TASK DETAILS
Count the lines below that contain the word "What". Give only the number.

SUPPLIED INFORMATION
* Begin *
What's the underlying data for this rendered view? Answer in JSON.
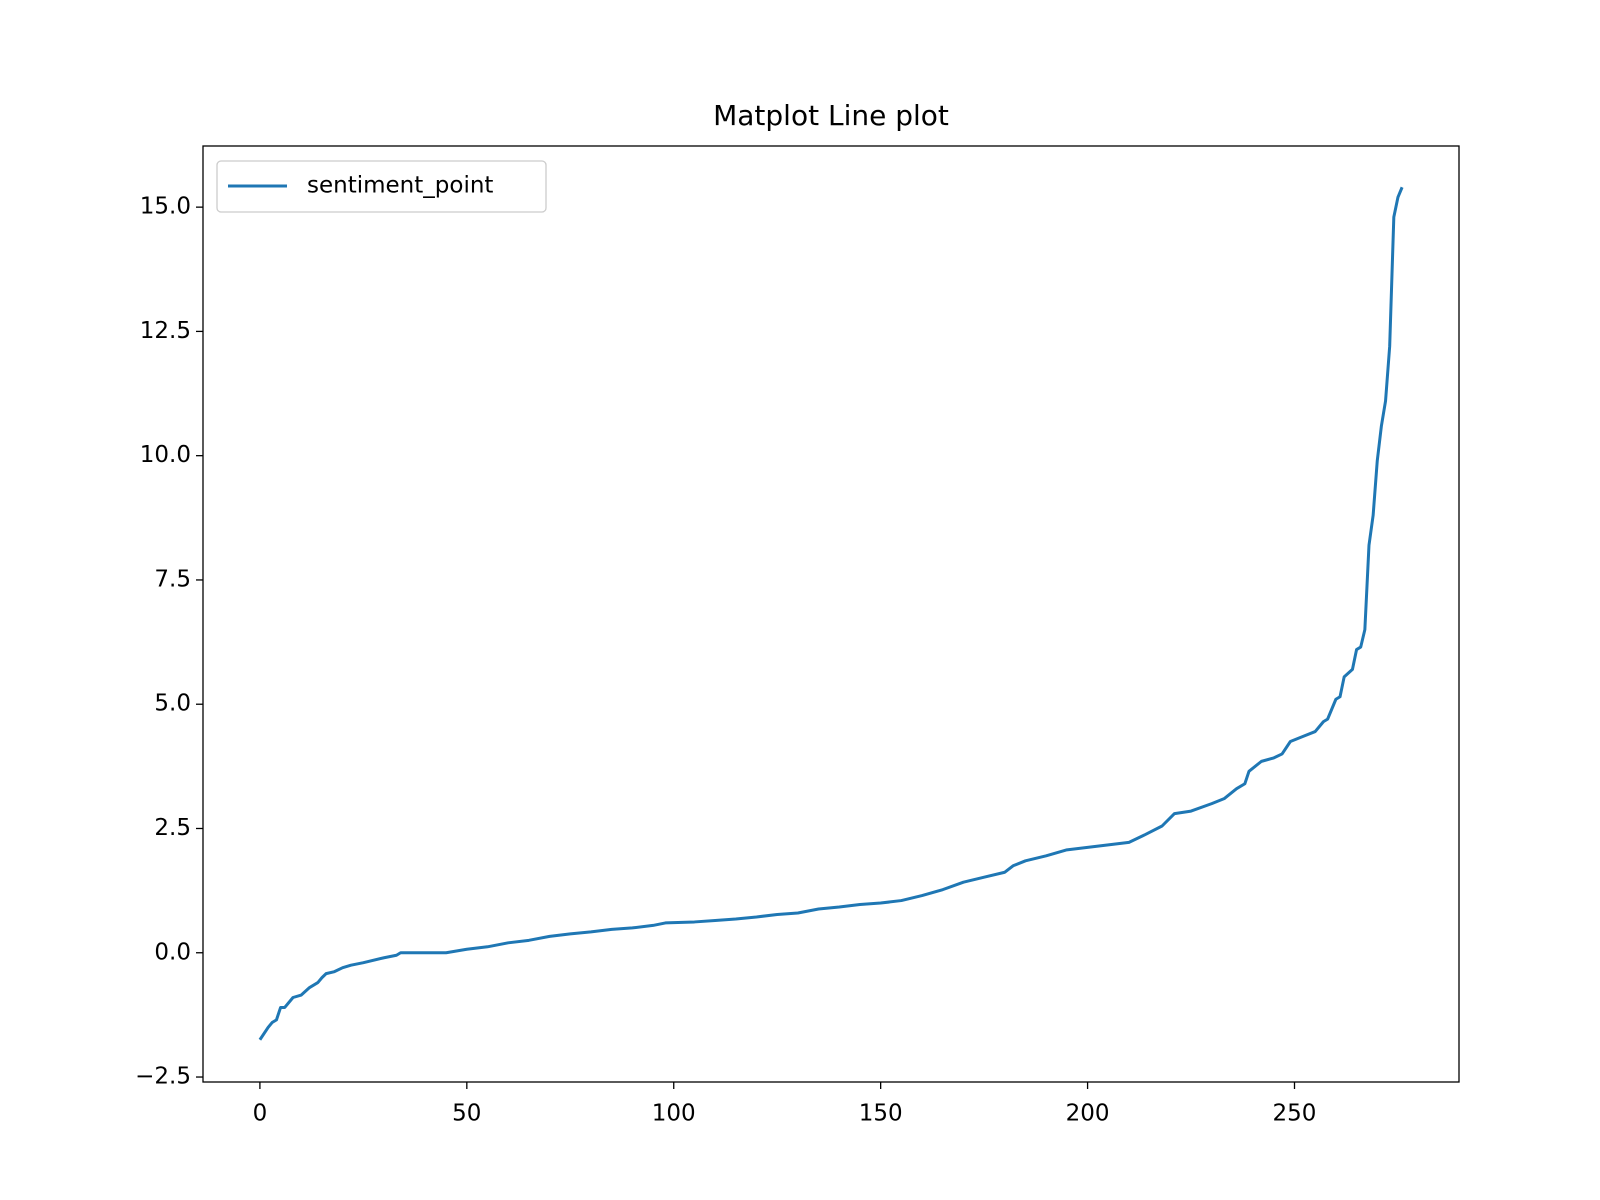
* End *
* Begin *
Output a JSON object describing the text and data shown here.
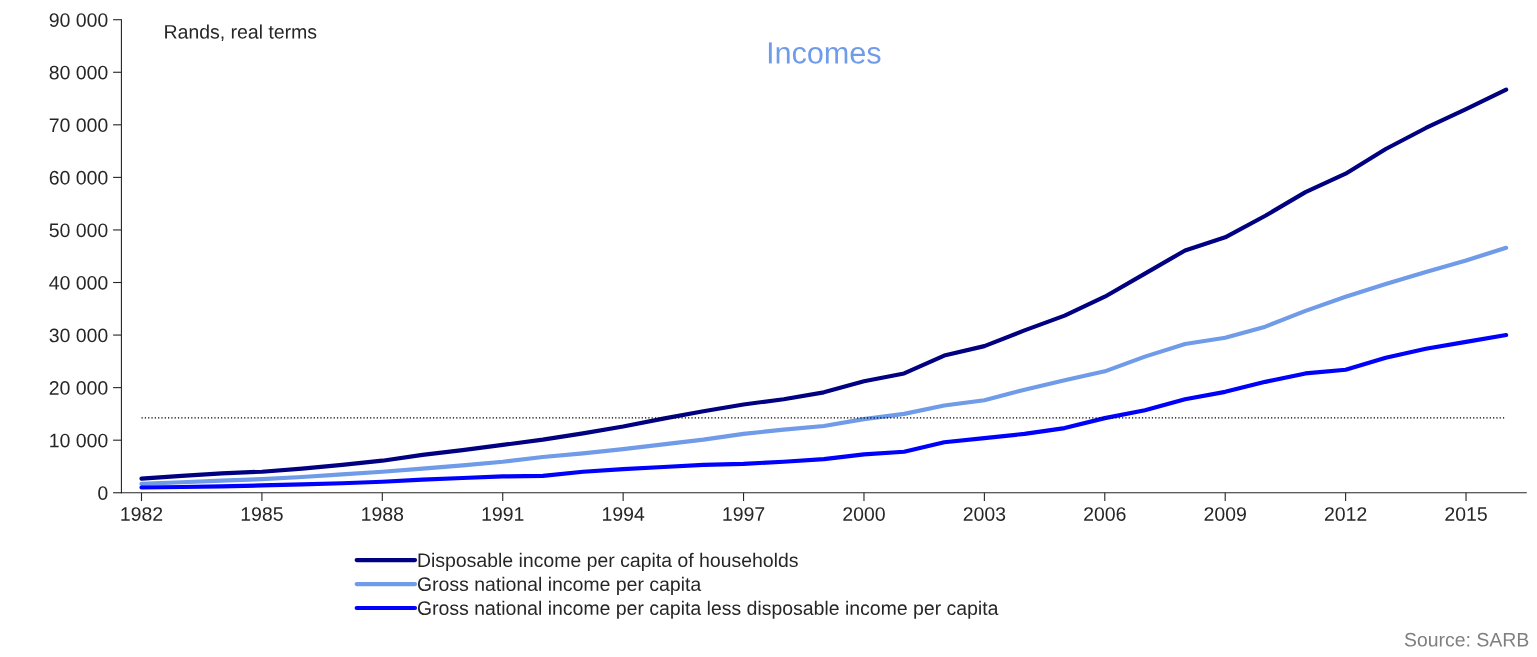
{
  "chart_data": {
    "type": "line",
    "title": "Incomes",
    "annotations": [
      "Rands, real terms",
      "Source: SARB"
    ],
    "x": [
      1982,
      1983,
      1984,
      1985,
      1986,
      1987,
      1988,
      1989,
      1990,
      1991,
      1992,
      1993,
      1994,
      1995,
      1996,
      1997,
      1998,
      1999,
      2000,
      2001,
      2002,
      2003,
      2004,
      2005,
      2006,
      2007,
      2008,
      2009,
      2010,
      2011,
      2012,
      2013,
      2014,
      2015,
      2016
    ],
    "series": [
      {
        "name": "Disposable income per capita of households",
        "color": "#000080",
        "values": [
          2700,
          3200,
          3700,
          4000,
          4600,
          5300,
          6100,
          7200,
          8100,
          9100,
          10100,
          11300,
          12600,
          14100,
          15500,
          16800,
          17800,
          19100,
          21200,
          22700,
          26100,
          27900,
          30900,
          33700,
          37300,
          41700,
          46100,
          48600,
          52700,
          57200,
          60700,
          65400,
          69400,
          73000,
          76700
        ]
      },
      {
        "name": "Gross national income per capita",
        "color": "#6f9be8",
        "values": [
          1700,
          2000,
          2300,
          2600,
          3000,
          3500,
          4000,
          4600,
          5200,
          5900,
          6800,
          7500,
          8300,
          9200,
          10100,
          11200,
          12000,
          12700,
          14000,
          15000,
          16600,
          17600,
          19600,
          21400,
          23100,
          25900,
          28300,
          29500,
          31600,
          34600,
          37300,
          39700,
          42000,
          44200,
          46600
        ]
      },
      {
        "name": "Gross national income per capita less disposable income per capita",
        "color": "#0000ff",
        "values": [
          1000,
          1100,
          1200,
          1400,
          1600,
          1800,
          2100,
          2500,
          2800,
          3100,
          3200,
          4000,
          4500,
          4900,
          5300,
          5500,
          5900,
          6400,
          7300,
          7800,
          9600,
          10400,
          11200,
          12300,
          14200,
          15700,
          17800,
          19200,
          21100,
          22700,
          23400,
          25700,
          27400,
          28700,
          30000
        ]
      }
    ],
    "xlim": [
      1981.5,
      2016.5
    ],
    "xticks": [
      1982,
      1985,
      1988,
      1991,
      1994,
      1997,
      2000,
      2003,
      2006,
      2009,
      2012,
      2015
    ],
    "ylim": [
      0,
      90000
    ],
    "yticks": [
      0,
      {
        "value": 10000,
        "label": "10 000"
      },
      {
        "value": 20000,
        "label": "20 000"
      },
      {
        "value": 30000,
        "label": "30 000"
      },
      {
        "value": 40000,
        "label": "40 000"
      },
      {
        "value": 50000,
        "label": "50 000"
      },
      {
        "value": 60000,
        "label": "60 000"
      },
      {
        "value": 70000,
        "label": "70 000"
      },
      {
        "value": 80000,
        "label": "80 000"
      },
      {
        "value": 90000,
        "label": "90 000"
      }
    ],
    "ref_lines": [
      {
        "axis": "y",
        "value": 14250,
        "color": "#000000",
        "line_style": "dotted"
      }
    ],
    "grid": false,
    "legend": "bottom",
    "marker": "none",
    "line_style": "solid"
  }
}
* End *
* Begin *
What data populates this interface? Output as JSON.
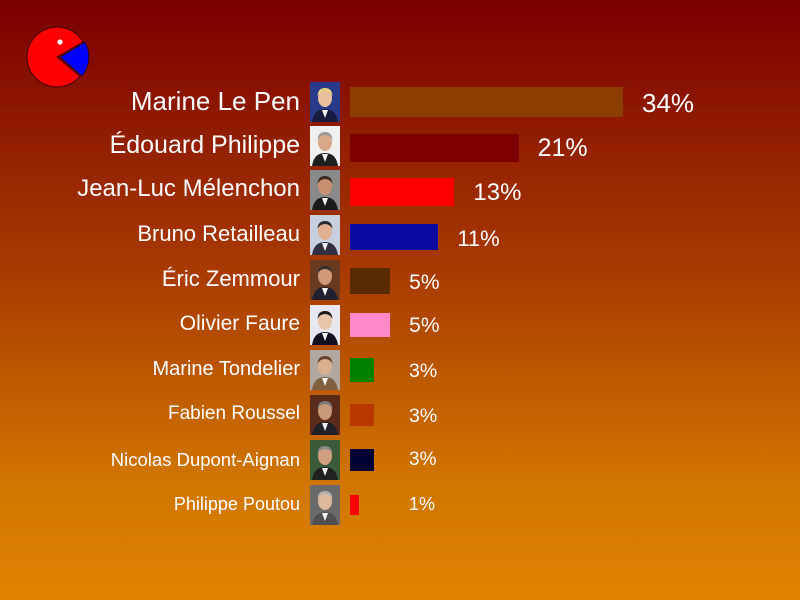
* End *
REPLY TO THE EXERCISE
2